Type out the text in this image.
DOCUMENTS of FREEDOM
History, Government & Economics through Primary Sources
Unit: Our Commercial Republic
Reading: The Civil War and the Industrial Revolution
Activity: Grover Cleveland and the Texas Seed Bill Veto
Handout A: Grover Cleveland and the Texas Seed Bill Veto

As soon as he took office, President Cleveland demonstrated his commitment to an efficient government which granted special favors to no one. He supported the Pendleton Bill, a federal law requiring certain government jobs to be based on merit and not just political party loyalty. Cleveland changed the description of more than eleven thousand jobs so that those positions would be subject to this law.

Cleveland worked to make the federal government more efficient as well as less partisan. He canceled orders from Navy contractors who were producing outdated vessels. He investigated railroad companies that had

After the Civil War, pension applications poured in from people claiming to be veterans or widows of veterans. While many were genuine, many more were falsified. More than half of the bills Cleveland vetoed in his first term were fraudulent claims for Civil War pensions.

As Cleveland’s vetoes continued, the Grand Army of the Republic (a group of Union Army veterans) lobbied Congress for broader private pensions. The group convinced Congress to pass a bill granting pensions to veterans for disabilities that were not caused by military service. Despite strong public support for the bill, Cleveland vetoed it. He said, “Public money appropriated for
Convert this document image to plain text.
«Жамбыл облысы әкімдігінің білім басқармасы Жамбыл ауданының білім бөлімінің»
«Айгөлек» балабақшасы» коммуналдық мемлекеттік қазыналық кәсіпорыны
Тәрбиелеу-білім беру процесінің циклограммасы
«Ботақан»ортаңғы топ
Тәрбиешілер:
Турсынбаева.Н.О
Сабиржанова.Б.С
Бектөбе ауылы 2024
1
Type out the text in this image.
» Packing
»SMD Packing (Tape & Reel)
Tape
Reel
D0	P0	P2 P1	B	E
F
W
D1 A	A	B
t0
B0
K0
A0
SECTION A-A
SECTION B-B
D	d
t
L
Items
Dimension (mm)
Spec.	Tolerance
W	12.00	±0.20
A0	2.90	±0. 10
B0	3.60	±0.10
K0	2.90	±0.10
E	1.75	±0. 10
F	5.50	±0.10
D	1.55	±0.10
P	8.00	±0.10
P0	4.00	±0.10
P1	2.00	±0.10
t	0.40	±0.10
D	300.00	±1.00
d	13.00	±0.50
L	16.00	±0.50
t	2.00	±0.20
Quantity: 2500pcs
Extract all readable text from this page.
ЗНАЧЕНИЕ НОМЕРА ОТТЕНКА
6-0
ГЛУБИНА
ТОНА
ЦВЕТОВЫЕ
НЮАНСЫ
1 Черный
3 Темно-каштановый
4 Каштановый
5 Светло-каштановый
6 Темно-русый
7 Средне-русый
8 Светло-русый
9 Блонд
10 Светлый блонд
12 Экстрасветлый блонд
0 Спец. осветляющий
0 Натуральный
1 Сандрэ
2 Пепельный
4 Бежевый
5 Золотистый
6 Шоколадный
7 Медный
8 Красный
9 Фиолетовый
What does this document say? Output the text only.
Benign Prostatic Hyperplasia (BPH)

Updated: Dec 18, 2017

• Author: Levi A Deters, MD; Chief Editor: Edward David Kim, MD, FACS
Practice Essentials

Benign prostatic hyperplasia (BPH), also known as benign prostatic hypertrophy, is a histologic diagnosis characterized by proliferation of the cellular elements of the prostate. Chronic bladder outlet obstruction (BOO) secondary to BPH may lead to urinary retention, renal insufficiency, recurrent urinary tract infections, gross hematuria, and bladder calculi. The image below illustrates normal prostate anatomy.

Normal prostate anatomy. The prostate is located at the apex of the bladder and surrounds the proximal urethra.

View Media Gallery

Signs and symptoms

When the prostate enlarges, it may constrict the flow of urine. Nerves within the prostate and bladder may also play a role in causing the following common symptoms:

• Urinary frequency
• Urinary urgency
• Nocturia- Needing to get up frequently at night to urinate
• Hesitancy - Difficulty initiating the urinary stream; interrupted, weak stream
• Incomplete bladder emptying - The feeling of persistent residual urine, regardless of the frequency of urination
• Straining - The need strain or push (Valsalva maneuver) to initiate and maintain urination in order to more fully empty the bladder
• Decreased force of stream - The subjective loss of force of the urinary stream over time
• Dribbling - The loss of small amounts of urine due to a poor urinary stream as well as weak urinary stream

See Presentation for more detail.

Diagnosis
====================
Which lines hold the word "urine"? Copy every one of them.

Task output:
When the prostate enlarges, it may constrict the flow of urine. Nerves within the prostate and bladder may also play a role in causing the following common symptoms:
• Incomplete bladder emptying - The feeling of persistent residual urine, regardless of the frequency of urination
• Dribbling - The loss of small amounts of urine due to a poor urinary stream as well as weak urinary stream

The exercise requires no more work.